* start *
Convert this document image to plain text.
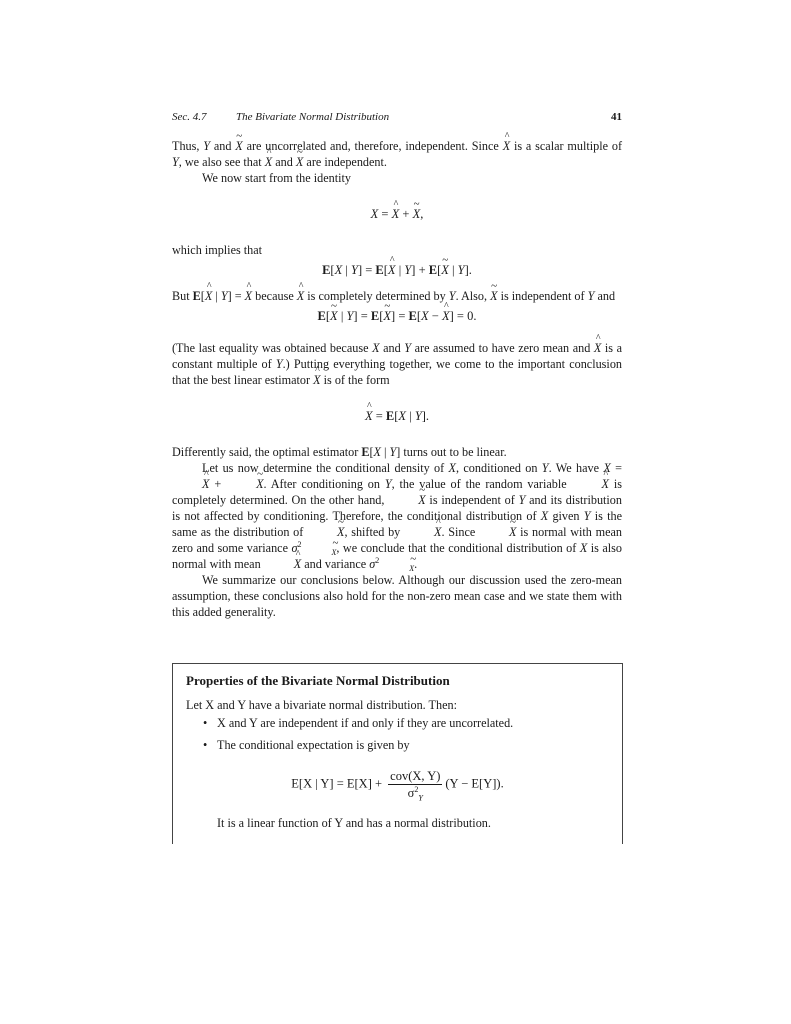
Sec. 4.7	The Bivariate Normal Distribution	41

Thus, Y and X ~ are uncorrelated and, therefore, independent. Since X ^ is a scalar multiple of Y, we also see that X ^ and X ~ are independent.

We now start from the identity

X = X ^ + X ~,

which implies that

E[X | Y] = E[X ^ | Y] + E[X ~ | Y].

But E[X ^ | Y] = X ^ because X ^ is completely determined by Y. Also, X ~ is independent of Y and

E[X ~ | Y] = E[X ~] = E[X − X ^] = 0.

(The last equality was obtained because X and Y are assumed to have zero mean and X ^ is a constant multiple of Y.) Putting everything together, we come to the important conclusion that the best linear estimator X ^ is of the form

X ^ = E[X | Y].

Differently said, the optimal estimator E[X | Y] turns out to be linear.

Let us now determine the conditional density of X, conditioned on Y. We have X = X ^ + X ~. After conditioning on Y, the value of the random variable X ^ is completely determined. On the other hand, X ~ is independent of Y and its distribution is not affected by conditioning. Therefore, the conditional distribution of X given Y is the same as the distribution of X ~, shifted by X ^. Since X ~ is normal with mean zero and some variance $\sigma^2_X$, we conclude that the conditional distribution of X is also normal with mean X ^ and variance $\sigma^2_X$.

We summarize our conclusions below. Although our discussion used the zero-mean assumption, these conclusions also hold for the non-zero mean case and we state them with this added generality.

Properties of the Bivariate Normal Distribution
Let X and Y have a bivariate normal distribution. Then:
• X and Y are independent if and only if they are uncorrelated.
• The conditional expectation is given by
E[X | $Y] = E[X] + \frac{\text{cov(X, Y)}}{\sigma^2_Y} (Y - E[Y])$.
It is a linear function of Y and has a normal distribution.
* end *
What is needed:
Search the data above for the string "multiple" and return every line that has it.

The completed task:
Thus, Y and X ~ are uncorrelated and, therefore, independent. Since X ^ is a scalar multiple of Y, we also see that X ^ and X ~ are independent.
(The last equality was obtained because X and Y are assumed to have zero mean and X ^ is a constant multiple of Y.) Putting everything together, we come to the important conclusion that the best linear estimator X ^ is of the form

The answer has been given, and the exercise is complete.